Thursday, April 26, 2012

Mom on strike goes to therapy


I went on strike two months ago. I was on strike against the Homemaking Union. We have no rights, no freedoms, no pay, no one standing up for us making sure our work isn’t ruined.

I, like many of you, was so exhausted from constantly redoing housework that I tried so hard to do that was constantly being undone. It’s seriously like chasing your tail. And since I’m an intelligent woman, I finally admitted I wasn’t ever going to catch it. So I said, “Screw it.”

From that moment forward, I only did housework when there were no more spoons or plastic spoons or sporks, when there were no more kid clothes with food I could just scratch off real quick, when the skids in the loo were trying to eat me. And when I was finally forced to clean, I drug my feet, only giving in because it was live or die. I loathed every moment of work. And for meals, my only goal was “digestible” as I carelessly threw scraps together for meals, forcing my family to eat way too many tortillas and black beans.

And then I had an appointment with my therapist. “I wash my hands of it.” I said. “There’s no point to cleaning other than driving me to insanity.” She asked what motivated me to do housework. “I do it when I have no other choice, when I have to, when my hands are tied.” “No, when your mind is tied and so you think your hands are tied,” she interjected. I paused. “I know I say it’s ok that I have a messy house, but I’m really just trying to convince myself. I guess I’m not actually OK with it.” “I know you’re not OK with it,” she said.

Validation. I’m not OK with my messy house.

We talked laundry. “Is there any part of it you enjoy?” I imagined the process for a moment. “I guess I mildly, mildly, miiiildly enjoy folding because I usually watch a show while I do it and that takes my mind off it a bit. Oh, and, this is probably kinda weird, but, I like watching the clothes agitate. It gives me a little rush of joy, seeing them get all clean in the soapy water.” My chest warmed for an instant as I imagine the wash cycle. Freak.

__Data for review__:

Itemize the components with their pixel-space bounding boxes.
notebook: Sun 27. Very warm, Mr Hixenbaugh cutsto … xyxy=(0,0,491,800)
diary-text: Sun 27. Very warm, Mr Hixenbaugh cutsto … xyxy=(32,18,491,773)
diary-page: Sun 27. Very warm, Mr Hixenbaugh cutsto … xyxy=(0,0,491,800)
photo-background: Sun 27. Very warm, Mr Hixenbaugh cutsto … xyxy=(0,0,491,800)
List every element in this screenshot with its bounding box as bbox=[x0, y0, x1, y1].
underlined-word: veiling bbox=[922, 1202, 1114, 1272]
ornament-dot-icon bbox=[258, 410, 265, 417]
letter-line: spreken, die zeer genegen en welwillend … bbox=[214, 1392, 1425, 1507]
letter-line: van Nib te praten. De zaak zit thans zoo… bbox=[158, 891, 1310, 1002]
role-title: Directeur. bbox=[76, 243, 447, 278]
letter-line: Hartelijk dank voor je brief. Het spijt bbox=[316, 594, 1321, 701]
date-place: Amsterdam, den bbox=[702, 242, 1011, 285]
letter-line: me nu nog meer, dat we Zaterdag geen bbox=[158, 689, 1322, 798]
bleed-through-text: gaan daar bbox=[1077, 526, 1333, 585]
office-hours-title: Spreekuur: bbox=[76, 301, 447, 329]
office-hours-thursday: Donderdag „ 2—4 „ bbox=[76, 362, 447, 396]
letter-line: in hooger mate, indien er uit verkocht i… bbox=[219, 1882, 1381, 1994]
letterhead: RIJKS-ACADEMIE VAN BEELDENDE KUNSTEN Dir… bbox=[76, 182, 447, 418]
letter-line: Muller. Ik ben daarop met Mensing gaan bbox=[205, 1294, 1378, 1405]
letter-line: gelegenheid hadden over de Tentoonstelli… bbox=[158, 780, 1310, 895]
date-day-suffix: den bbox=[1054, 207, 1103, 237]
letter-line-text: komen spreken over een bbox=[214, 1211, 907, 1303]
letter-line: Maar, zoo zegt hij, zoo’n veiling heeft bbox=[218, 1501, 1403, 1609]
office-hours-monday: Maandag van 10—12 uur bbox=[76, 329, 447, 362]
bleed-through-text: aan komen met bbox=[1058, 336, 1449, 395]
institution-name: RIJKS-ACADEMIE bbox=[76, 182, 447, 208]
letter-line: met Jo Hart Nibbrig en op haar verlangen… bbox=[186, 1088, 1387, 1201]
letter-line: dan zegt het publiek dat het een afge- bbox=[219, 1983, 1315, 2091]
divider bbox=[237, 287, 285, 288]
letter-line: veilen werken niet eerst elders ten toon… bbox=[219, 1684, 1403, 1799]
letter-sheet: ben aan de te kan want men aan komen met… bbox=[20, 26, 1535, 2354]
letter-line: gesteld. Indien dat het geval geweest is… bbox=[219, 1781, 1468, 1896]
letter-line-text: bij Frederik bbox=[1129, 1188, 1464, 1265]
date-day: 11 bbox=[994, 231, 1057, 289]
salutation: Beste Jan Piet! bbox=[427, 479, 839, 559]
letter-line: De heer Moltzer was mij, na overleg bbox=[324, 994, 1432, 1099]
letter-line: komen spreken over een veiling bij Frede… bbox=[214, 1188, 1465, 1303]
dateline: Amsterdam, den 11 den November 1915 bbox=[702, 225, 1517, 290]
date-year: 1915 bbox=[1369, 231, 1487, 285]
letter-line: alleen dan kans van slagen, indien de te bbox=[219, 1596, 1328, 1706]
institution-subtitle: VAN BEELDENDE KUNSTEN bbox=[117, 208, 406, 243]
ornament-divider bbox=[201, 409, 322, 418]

__Work instruction A__: Say whether each statement agrees with the mom-on-strike blog post, answering yes or no and quoting the words that decide it: (i) the writer went on strike two months ago; (ii) the therapist agreed that the writer was OK with a messy house; (iii) the writer enjoys folding a little because she watches a show while doing it.
__Work instruction B__: Give a continuation of the mom-on-strike blog post, starting after its last sentence.
The data above is separate material, apart from the mom-on-strike blog post.

__Answer space A__:
(i) Yes: "I went on strike two months ago."
(ii) No: "I know you’re not OK with it," she said.
(iii) Yes: "I guess I mildly, mildly, miiiildly enjoy folding because I usually watch a show while I do it"

__Answer space B__:
“So, your motivation to clean is that you have to?” “Yes.” “What if you wanted to?”

*Cricket*Cricket*

If I wanted to what? Clean?! Bahahaha!

My therapist asked, "What do you want your home to be for your family? What are your goals?" "I want it to be a safe, cozy place where my kids, all of us, can put up our feet and get away from daily life. I want it to be clean and organized, I really do. Isn’t there a saying, ‘Cleanliness is next to godliness’ or something like that…?”

She asked, “Could those goals be your basic motivation? Could they drive you to want clean your home,” Yeeeeah, I’d have to think about it.

The next day, I experimented. How can I get myself to want to do the laundry? What is my ultimate goal for my family and their clothes?

I want my kids to be able to open their drawers and feel comfort from having fresh, folded options. I want to be able to find clean outfits quickly and matching socks without having to dig through baskets. So, I dared myself to replace my thoughts. “No, I don’t haaaave to do the laundry. I want to do the laundry,” (even though I still didn’t actually feeeel that way—mind over matter, you know).

So, I went about the business, milking every last ounce of enjoyment from the work for positive reinforcement. I indulged in watching each load agitate for a moment before closing the lid. I let myself sniff and hug the warm towels as they came out of the dryer. And while I folded, I rewarded myself by listening to an awesome podcast on my iPhone, “Selected Shorts” from Public Radio International.

And you know what? I LIKED IT! It’s so much easier to find motivation when I have realistic goals and when there are perks to the work. So, when I see the laundry piling up, I remember my motivation. I remember that I’m doing it for my kids and me, for the luxury of clean, folded clothes in drawers. I remember that, while it will be undone, the bigger outcome isn’t undone. Aaaand, I remember the wash cycle.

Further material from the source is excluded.